Problem statement
Restate the listing below word for word, omitting any images.
— START OF Data excerpts —
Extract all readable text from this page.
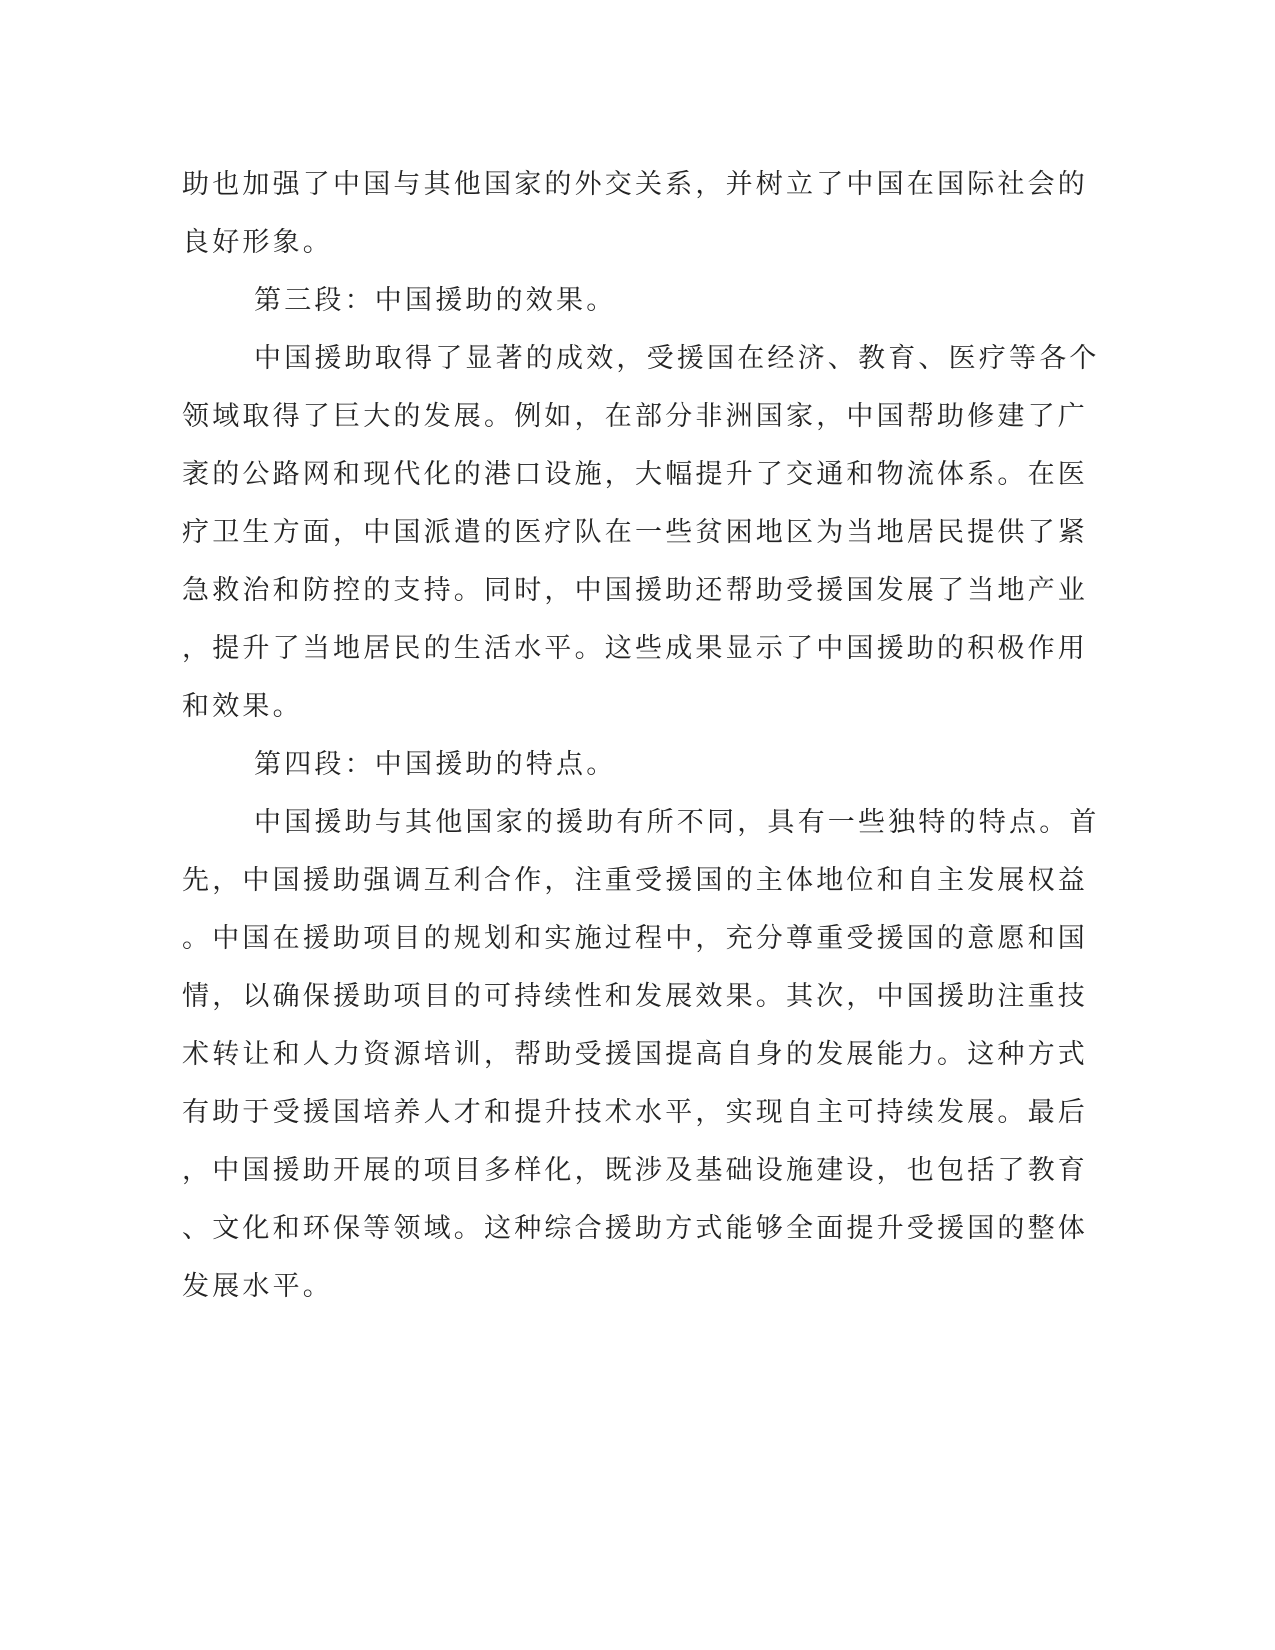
助也加强了中国与其他国家的外交关系，并树立了中国在国际社会的
良好形象。
第三段：中国援助的效果。
中国援助取得了显著的成效，受援国在经济、教育、医疗等各个
领域取得了巨大的发展。例如，在部分非洲国家，中国帮助修建了广
袤的公路网和现代化的港口设施，大幅提升了交通和物流体系。在医
疗卫生方面，中国派遣的医疗队在一些贫困地区为当地居民提供了紧
急救治和防控的支持。同时，中国援助还帮助受援国发展了当地产业
，提升了当地居民的生活水平。这些成果显示了中国援助的积极作用
和效果。
第四段：中国援助的特点。
中国援助与其他国家的援助有所不同，具有一些独特的特点。首
先，中国援助强调互利合作，注重受援国的主体地位和自主发展权益
。中国在援助项目的规划和实施过程中，充分尊重受援国的意愿和国
情，以确保援助项目的可持续性和发展效果。其次，中国援助注重技
术转让和人力资源培训，帮助受援国提高自身的发展能力。这种方式
有助于受援国培养人才和提升技术水平，实现自主可持续发展。最后
，中国援助开展的项目多样化，既涉及基础设施建设，也包括了教育
、文化和环保等领域。这种综合援助方式能够全面提升受援国的整体
发展水平。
— END OF Data excerpts —
Solution to this exercise
Extract all readable text from this page.
助也加强了中国与其他国家的外交关系，并树立了中国在国际社会的
良好形象。
第三段：中国援助的效果。
中国援助取得了显著的成效，受援国在经济、教育、医疗等各个
领域取得了巨大的发展。例如，在部分非洲国家，中国帮助修建了广
袤的公路网和现代化的港口设施，大幅提升了交通和物流体系。在医
疗卫生方面，中国派遣的医疗队在一些贫困地区为当地居民提供了紧
急救治和防控的支持。同时，中国援助还帮助受援国发展了当地产业
，提升了当地居民的生活水平。这些成果显示了中国援助的积极作用
和效果。
第四段：中国援助的特点。
中国援助与其他国家的援助有所不同，具有一些独特的特点。首
先，中国援助强调互利合作，注重受援国的主体地位和自主发展权益
。中国在援助项目的规划和实施过程中，充分尊重受援国的意愿和国
情，以确保援助项目的可持续性和发展效果。其次，中国援助注重技
术转让和人力资源培训，帮助受援国提高自身的发展能力。这种方式
有助于受援国培养人才和提升技术水平，实现自主可持续发展。最后
，中国援助开展的项目多样化，既涉及基础设施建设，也包括了教育
、文化和环保等领域。这种综合援助方式能够全面提升受援国的整体
发展水平。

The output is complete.